** Entries taken from a collection **

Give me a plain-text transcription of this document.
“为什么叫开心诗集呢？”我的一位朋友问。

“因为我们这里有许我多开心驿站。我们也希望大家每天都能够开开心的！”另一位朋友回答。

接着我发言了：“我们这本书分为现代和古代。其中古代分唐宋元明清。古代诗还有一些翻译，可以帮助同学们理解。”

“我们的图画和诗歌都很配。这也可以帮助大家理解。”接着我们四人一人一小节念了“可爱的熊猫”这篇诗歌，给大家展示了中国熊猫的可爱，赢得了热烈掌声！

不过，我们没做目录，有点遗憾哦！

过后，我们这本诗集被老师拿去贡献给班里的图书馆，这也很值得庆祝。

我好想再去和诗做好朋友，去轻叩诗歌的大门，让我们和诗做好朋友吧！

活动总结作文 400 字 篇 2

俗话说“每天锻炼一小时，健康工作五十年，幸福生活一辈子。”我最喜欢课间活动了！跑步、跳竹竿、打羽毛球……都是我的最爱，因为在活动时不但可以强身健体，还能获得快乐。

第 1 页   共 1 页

** Work to be completed **
Restate each entry exactly, skipping none.

** Output for this task **
Give me a plain-text transcription of this document.
“为什么叫开心诗集呢？”我的一位朋友问。

“因为我们这里有许我多开心驿站。我们也希望大家每天都能够开开心的！”另一位朋友回答。

接着我发言了：“我们这本书分为现代和古代。其中古代分唐宋元明清。古代诗还有一些翻译，可以帮助同学们理解。”

“我们的图画和诗歌都很配。这也可以帮助大家理解。”接着我们四人一人一小节念了“可爱的熊猫”这篇诗歌，给大家展示了中国熊猫的可爱，赢得了热烈掌声！

不过，我们没做目录，有点遗憾哦！

过后，我们这本诗集被老师拿去贡献给班里的图书馆，这也很值得庆祝。

我好想再去和诗做好朋友，去轻叩诗歌的大门，让我们和诗做好朋友吧！

活动总结作文 400 字 篇 2

俗话说“每天锻炼一小时，健康工作五十年，幸福生活一辈子。”我最喜欢课间活动了！跑步、跳竹竿、打羽毛球……都是我的最爱，因为在活动时不但可以强身健体，还能获得快乐。

第 1 页   共 1 页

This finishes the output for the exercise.